■ Task to complete: Please print the full listing exactly.

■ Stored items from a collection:
((

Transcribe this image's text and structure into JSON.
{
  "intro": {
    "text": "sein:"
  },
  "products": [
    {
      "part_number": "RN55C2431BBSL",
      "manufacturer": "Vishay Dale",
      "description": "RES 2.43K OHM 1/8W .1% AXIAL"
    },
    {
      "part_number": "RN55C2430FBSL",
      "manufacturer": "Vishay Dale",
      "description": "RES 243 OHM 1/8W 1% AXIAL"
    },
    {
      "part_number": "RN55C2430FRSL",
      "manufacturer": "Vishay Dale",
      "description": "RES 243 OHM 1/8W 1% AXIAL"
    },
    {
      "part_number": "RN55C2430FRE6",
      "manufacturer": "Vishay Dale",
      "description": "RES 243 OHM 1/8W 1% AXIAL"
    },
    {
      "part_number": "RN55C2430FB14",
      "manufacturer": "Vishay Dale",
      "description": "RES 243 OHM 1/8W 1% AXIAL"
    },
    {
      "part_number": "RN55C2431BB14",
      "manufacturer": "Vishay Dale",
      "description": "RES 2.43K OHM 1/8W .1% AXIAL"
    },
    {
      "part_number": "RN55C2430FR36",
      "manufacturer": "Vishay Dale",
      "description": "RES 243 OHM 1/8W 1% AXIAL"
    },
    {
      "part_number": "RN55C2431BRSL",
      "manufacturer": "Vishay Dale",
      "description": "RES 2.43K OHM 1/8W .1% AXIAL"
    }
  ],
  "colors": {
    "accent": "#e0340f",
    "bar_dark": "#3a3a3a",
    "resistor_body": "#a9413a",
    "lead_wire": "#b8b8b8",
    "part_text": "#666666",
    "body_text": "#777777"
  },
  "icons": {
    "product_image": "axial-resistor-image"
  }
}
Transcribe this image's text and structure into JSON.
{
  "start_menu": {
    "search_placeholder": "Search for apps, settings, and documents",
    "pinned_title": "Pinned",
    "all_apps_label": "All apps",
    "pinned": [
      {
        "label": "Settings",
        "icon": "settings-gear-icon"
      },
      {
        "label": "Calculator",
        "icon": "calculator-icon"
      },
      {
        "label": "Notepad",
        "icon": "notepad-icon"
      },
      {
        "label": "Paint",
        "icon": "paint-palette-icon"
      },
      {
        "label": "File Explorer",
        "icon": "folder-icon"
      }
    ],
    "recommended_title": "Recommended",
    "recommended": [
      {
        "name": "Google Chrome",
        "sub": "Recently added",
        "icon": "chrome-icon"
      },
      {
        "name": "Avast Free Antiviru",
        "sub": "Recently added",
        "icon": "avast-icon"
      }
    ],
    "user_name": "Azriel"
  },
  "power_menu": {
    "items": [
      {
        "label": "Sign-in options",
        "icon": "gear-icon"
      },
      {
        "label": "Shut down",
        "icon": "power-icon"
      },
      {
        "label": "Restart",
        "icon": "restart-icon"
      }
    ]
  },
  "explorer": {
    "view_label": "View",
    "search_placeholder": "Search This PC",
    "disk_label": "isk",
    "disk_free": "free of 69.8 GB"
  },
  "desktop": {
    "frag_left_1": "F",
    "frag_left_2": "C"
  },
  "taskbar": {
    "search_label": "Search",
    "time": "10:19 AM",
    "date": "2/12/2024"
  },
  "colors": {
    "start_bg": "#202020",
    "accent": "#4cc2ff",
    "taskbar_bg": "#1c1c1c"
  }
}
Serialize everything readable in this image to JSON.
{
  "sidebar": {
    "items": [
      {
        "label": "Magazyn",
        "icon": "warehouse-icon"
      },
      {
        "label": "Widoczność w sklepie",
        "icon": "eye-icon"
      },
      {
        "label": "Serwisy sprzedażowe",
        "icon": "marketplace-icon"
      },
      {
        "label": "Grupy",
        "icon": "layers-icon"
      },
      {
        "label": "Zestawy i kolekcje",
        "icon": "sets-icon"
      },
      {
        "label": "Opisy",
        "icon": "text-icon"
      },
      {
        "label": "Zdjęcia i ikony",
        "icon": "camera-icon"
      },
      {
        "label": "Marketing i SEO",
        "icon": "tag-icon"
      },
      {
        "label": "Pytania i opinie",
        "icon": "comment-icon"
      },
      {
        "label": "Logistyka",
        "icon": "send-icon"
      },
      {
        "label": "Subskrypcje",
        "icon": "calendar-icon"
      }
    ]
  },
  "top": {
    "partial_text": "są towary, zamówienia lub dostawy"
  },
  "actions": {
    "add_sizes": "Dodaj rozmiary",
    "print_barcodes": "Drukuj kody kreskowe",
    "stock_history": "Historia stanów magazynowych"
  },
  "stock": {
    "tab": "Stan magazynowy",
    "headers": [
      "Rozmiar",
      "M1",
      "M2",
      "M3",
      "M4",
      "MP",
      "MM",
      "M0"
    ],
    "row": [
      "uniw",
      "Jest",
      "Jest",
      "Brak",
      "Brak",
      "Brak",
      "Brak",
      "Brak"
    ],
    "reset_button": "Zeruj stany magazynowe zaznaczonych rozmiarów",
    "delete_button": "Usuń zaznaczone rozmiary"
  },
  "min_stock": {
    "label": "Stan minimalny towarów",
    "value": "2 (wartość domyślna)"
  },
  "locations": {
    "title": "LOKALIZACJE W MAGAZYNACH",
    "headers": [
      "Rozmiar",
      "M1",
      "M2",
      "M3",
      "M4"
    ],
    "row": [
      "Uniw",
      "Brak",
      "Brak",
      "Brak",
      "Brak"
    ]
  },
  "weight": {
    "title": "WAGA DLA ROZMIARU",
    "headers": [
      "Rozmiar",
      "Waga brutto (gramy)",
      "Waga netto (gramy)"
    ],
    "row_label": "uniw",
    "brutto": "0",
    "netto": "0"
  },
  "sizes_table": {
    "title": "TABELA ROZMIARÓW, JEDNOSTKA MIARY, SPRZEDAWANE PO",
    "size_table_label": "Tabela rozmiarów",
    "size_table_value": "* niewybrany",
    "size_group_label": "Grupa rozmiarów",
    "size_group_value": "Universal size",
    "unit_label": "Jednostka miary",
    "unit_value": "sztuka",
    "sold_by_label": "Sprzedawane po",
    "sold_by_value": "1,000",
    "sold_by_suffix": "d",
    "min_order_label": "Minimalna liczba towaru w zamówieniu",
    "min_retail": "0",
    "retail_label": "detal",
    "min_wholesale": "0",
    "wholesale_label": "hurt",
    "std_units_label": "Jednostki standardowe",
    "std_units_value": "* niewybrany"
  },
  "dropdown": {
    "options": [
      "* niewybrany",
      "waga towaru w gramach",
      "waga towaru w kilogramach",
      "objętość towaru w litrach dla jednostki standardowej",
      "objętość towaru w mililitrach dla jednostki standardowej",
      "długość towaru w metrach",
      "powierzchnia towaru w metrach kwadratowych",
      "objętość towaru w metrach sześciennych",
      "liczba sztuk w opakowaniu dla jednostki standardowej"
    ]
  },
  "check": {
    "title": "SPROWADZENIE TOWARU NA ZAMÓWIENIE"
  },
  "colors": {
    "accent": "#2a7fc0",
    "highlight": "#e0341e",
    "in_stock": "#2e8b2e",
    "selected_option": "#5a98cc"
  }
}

))

■ Response below:
Transcribe this image's text and structure into JSON.
{
  "intro": {
    "text": "sein:"
  },
  "products": [
    {
      "part_number": "RN55C2431BBSL",
      "manufacturer": "Vishay Dale",
      "description": "RES 2.43K OHM 1/8W .1% AXIAL"
    },
    {
      "part_number": "RN55C2430FBSL",
      "manufacturer": "Vishay Dale",
      "description": "RES 243 OHM 1/8W 1% AXIAL"
    },
    {
      "part_number": "RN55C2430FRSL",
      "manufacturer": "Vishay Dale",
      "description": "RES 243 OHM 1/8W 1% AXIAL"
    },
    {
      "part_number": "RN55C2430FRE6",
      "manufacturer": "Vishay Dale",
      "description": "RES 243 OHM 1/8W 1% AXIAL"
    },
    {
      "part_number": "RN55C2430FB14",
      "manufacturer": "Vishay Dale",
      "description": "RES 243 OHM 1/8W 1% AXIAL"
    },
    {
      "part_number": "RN55C2431BB14",
      "manufacturer": "Vishay Dale",
      "description": "RES 2.43K OHM 1/8W .1% AXIAL"
    },
    {
      "part_number": "RN55C2430FR36",
      "manufacturer": "Vishay Dale",
      "description": "RES 243 OHM 1/8W 1% AXIAL"
    },
    {
      "part_number": "RN55C2431BRSL",
      "manufacturer": "Vishay Dale",
      "description": "RES 2.43K OHM 1/8W .1% AXIAL"
    }
  ],
  "colors": {
    "accent": "#e0340f",
    "bar_dark": "#3a3a3a",
    "resistor_body": "#a9413a",
    "lead_wire": "#b8b8b8",
    "part_text": "#666666",
    "body_text": "#777777"
  },
  "icons": {
    "product_image": "axial-resistor-image"
  }
}
Transcribe this image's text and structure into JSON.
{
  "start_menu": {
    "search_placeholder": "Search for apps, settings, and documents",
    "pinned_title": "Pinned",
    "all_apps_label": "All apps",
    "pinned": [
      {
        "label": "Settings",
        "icon": "settings-gear-icon"
      },
      {
        "label": "Calculator",
        "icon": "calculator-icon"
      },
      {
        "label": "Notepad",
        "icon": "notepad-icon"
      },
      {
        "label": "Paint",
        "icon": "paint-palette-icon"
      },
      {
        "label": "File Explorer",
        "icon": "folder-icon"
      }
    ],
    "recommended_title": "Recommended",
    "recommended": [
      {
        "name": "Google Chrome",
        "sub": "Recently added",
        "icon": "chrome-icon"
      },
      {
        "name": "Avast Free Antiviru",
        "sub": "Recently added",
        "icon": "avast-icon"
      }
    ],
    "user_name": "Azriel"
  },
  "power_menu": {
    "items": [
      {
        "label": "Sign-in options",
        "icon": "gear-icon"
      },
      {
        "label": "Shut down",
        "icon": "power-icon"
      },
      {
        "label": "Restart",
        "icon": "restart-icon"
      }
    ]
  },
  "explorer": {
    "view_label": "View",
    "search_placeholder": "Search This PC",
    "disk_label": "isk",
    "disk_free": "free of 69.8 GB"
  },
  "desktop": {
    "frag_left_1": "F",
    "frag_left_2": "C"
  },
  "taskbar": {
    "search_label": "Search",
    "time": "10:19 AM",
    "date": "2/12/2024"
  },
  "colors": {
    "start_bg": "#202020",
    "accent": "#4cc2ff",
    "taskbar_bg": "#1c1c1c"
  }
}
Serialize everything readable in this image to JSON.
{
  "sidebar": {
    "items": [
      {
        "label": "Magazyn",
        "icon": "warehouse-icon"
      },
      {
        "label": "Widoczność w sklepie",
        "icon": "eye-icon"
      },
      {
        "label": "Serwisy sprzedażowe",
        "icon": "marketplace-icon"
      },
      {
        "label": "Grupy",
        "icon": "layers-icon"
      },
      {
        "label": "Zestawy i kolekcje",
        "icon": "sets-icon"
      },
      {
        "label": "Opisy",
        "icon": "text-icon"
      },
      {
        "label": "Zdjęcia i ikony",
        "icon": "camera-icon"
      },
      {
        "label": "Marketing i SEO",
        "icon": "tag-icon"
      },
      {
        "label": "Pytania i opinie",
        "icon": "comment-icon"
      },
      {
        "label": "Logistyka",
        "icon": "send-icon"
      },
      {
        "label": "Subskrypcje",
        "icon": "calendar-icon"
      }
    ]
  },
  "top": {
    "partial_text": "są towary, zamówienia lub dostawy"
  },
  "actions": {
    "add_sizes": "Dodaj rozmiary",
    "print_barcodes": "Drukuj kody kreskowe",
    "stock_history": "Historia stanów magazynowych"
  },
  "stock": {
    "tab": "Stan magazynowy",
    "headers": [
      "Rozmiar",
      "M1",
      "M2",
      "M3",
      "M4",
      "MP",
      "MM",
      "M0"
    ],
    "row": [
      "uniw",
      "Jest",
      "Jest",
      "Brak",
      "Brak",
      "Brak",
      "Brak",
      "Brak"
    ],
    "reset_button": "Zeruj stany magazynowe zaznaczonych rozmiarów",
    "delete_button": "Usuń zaznaczone rozmiary"
  },
  "min_stock": {
    "label": "Stan minimalny towarów",
    "value": "2 (wartość domyślna)"
  },
  "locations": {
    "title": "LOKALIZACJE W MAGAZYNACH",
    "headers": [
      "Rozmiar",
      "M1",
      "M2",
      "M3",
      "M4"
    ],
    "row": [
      "Uniw",
      "Brak",
      "Brak",
      "Brak",
      "Brak"
    ]
  },
  "weight": {
    "title": "WAGA DLA ROZMIARU",
    "headers": [
      "Rozmiar",
      "Waga brutto (gramy)",
      "Waga netto (gramy)"
    ],
    "row_label": "uniw",
    "brutto": "0",
    "netto": "0"
  },
  "sizes_table": {
    "title": "TABELA ROZMIARÓW, JEDNOSTKA MIARY, SPRZEDAWANE PO",
    "size_table_label": "Tabela rozmiarów",
    "size_table_value": "* niewybrany",
    "size_group_label": "Grupa rozmiarów",
    "size_group_value": "Universal size",
    "unit_label": "Jednostka miary",
    "unit_value": "sztuka",
    "sold_by_label": "Sprzedawane po",
    "sold_by_value": "1,000",
    "sold_by_suffix": "d",
    "min_order_label": "Minimalna liczba towaru w zamówieniu",
    "min_retail": "0",
    "retail_label": "detal",
    "min_wholesale": "0",
    "wholesale_label": "hurt",
    "std_units_label": "Jednostki standardowe",
    "std_units_value": "* niewybrany"
  },
  "dropdown": {
    "options": [
      "* niewybrany",
      "waga towaru w gramach",
      "waga towaru w kilogramach",
      "objętość towaru w litrach dla jednostki standardowej",
      "objętość towaru w mililitrach dla jednostki standardowej",
      "długość towaru w metrach",
      "powierzchnia towaru w metrach kwadratowych",
      "objętość towaru w metrach sześciennych",
      "liczba sztuk w opakowaniu dla jednostki standardowej"
    ]
  },
  "check": {
    "title": "SPROWADZENIE TOWARU NA ZAMÓWIENIE"
  },
  "colors": {
    "accent": "#2a7fc0",
    "highlight": "#e0341e",
    "in_stock": "#2e8b2e",
    "selected_option": "#5a98cc"
  }
}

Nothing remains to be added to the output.